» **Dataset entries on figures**
• • • •

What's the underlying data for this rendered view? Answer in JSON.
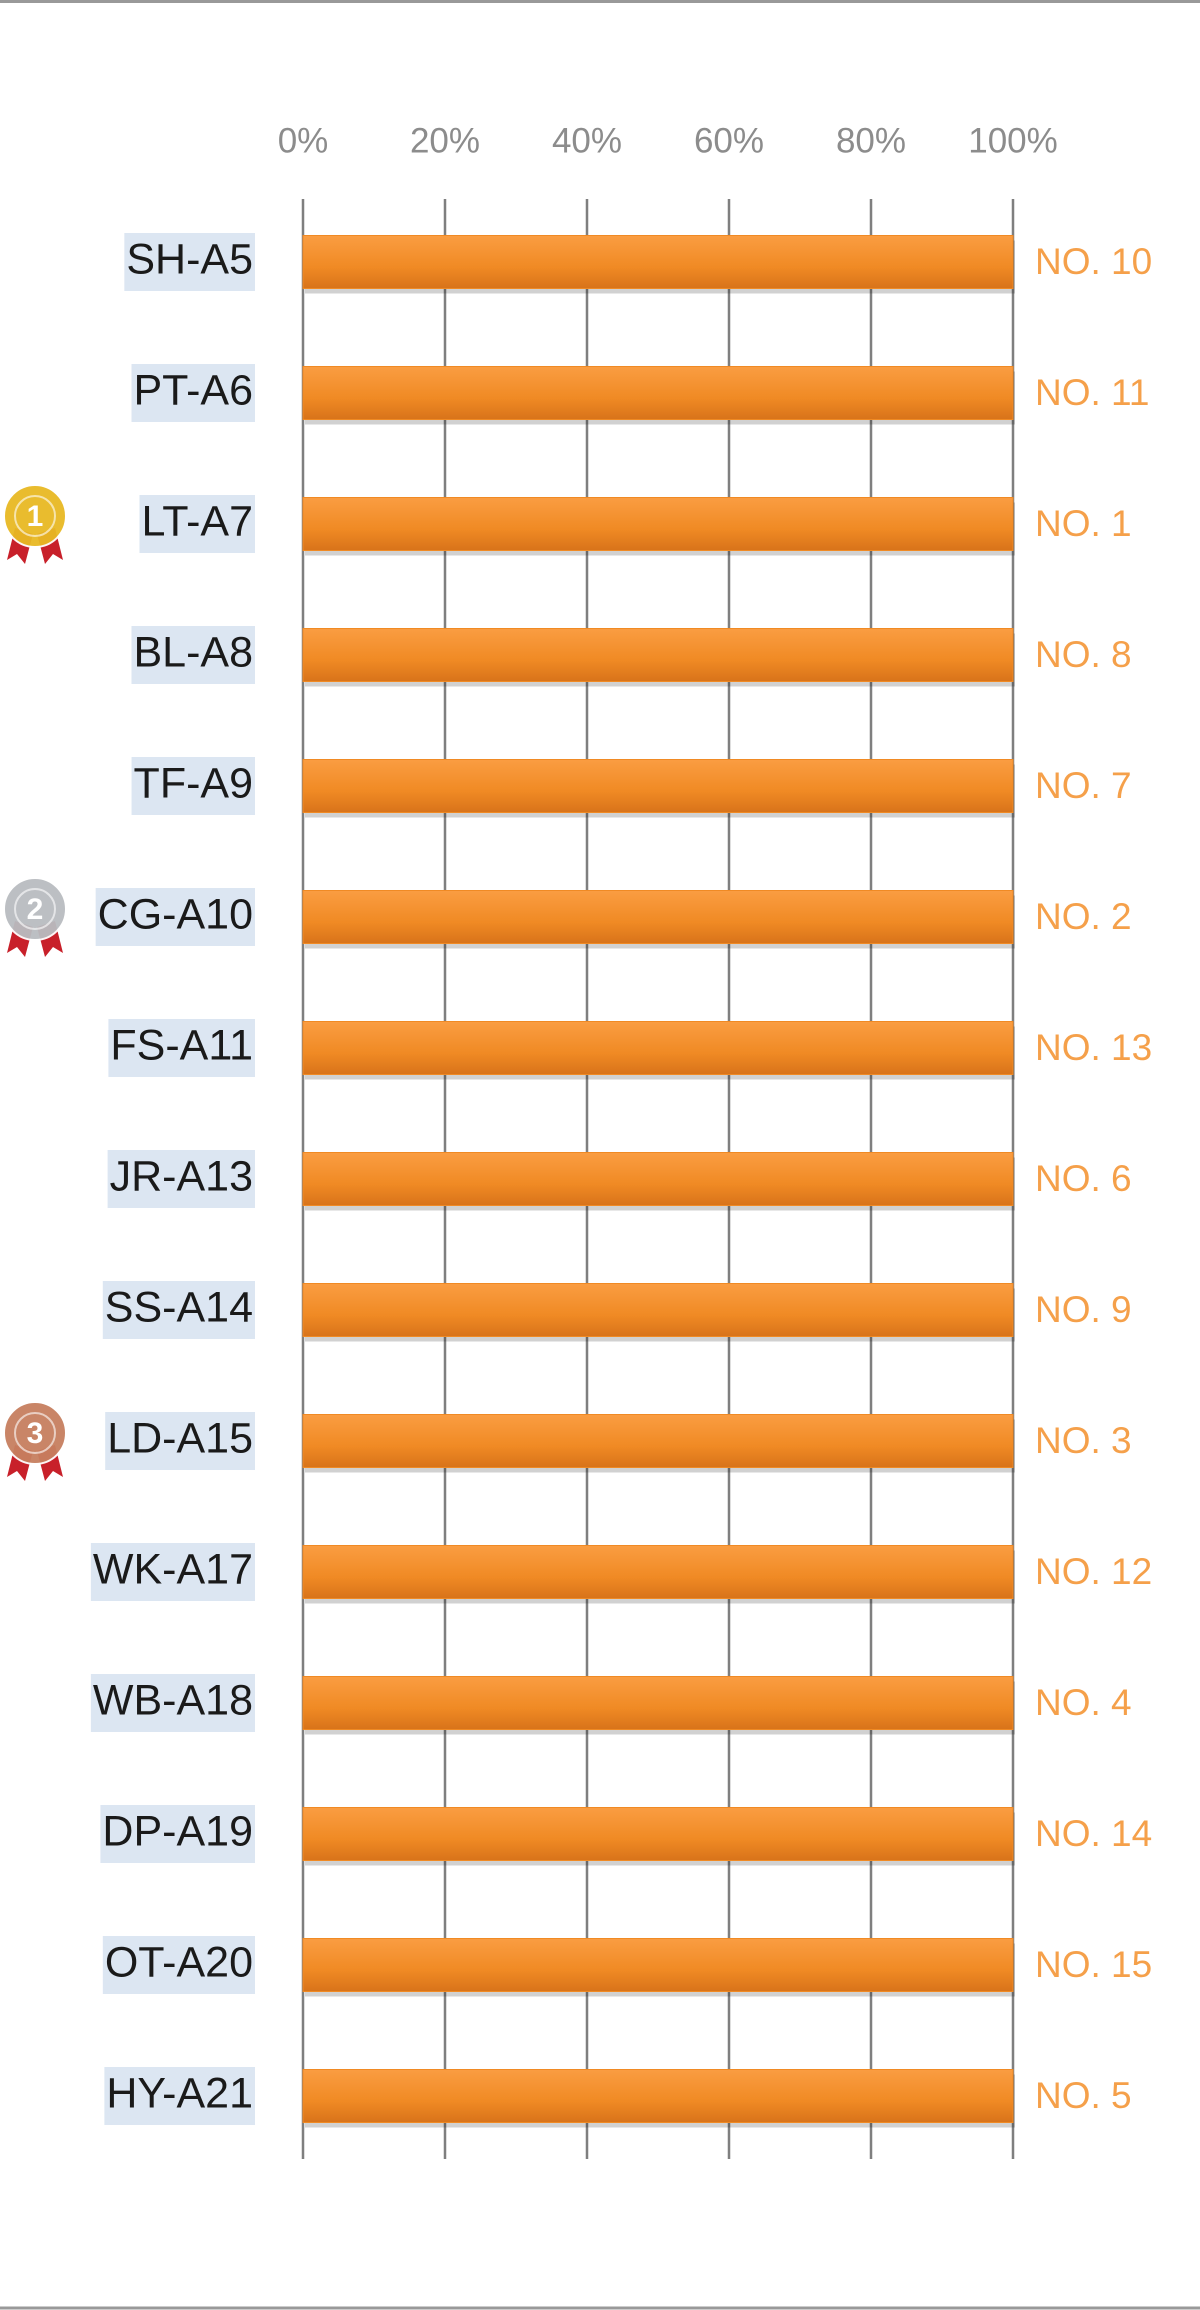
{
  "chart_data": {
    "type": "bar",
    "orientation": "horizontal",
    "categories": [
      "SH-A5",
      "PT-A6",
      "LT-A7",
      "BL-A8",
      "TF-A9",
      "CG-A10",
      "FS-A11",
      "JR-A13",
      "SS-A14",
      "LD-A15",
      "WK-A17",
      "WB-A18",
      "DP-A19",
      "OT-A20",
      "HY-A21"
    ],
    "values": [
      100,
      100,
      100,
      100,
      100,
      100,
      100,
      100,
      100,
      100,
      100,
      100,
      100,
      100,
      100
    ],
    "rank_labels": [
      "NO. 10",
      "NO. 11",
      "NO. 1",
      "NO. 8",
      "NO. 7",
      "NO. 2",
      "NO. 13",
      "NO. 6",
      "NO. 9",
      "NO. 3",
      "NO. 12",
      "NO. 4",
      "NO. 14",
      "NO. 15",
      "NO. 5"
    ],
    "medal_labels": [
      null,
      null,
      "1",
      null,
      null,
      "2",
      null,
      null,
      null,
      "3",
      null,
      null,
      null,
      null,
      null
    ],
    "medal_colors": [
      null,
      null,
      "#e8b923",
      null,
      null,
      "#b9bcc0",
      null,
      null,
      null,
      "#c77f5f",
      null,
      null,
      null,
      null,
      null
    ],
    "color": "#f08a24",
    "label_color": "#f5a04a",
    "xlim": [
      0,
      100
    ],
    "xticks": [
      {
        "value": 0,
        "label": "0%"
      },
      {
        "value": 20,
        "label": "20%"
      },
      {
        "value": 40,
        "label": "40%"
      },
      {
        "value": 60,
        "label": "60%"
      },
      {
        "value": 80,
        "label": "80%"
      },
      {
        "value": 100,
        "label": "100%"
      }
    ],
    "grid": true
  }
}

• • • •

» **What you are asked to do**
From start to finish, output the listing exactly, but omit its pictures.

» **The answer**
What's the underlying data for this rendered view? Answer in JSON.
{
  "chart_data": {
    "type": "bar",
    "orientation": "horizontal",
    "categories": [
      "SH-A5",
      "PT-A6",
      "LT-A7",
      "BL-A8",
      "TF-A9",
      "CG-A10",
      "FS-A11",
      "JR-A13",
      "SS-A14",
      "LD-A15",
      "WK-A17",
      "WB-A18",
      "DP-A19",
      "OT-A20",
      "HY-A21"
    ],
    "values": [
      100,
      100,
      100,
      100,
      100,
      100,
      100,
      100,
      100,
      100,
      100,
      100,
      100,
      100,
      100
    ],
    "rank_labels": [
      "NO. 10",
      "NO. 11",
      "NO. 1",
      "NO. 8",
      "NO. 7",
      "NO. 2",
      "NO. 13",
      "NO. 6",
      "NO. 9",
      "NO. 3",
      "NO. 12",
      "NO. 4",
      "NO. 14",
      "NO. 15",
      "NO. 5"
    ],
    "medal_labels": [
      null,
      null,
      "1",
      null,
      null,
      "2",
      null,
      null,
      null,
      "3",
      null,
      null,
      null,
      null,
      null
    ],
    "medal_colors": [
      null,
      null,
      "#e8b923",
      null,
      null,
      "#b9bcc0",
      null,
      null,
      null,
      "#c77f5f",
      null,
      null,
      null,
      null,
      null
    ],
    "color": "#f08a24",
    "label_color": "#f5a04a",
    "xlim": [
      0,
      100
    ],
    "xticks": [
      {
        "value": 0,
        "label": "0%"
      },
      {
        "value": 20,
        "label": "20%"
      },
      {
        "value": 40,
        "label": "40%"
      },
      {
        "value": 60,
        "label": "60%"
      },
      {
        "value": 80,
        "label": "80%"
      },
      {
        "value": 100,
        "label": "100%"
      }
    ],
    "grid": true
  }
}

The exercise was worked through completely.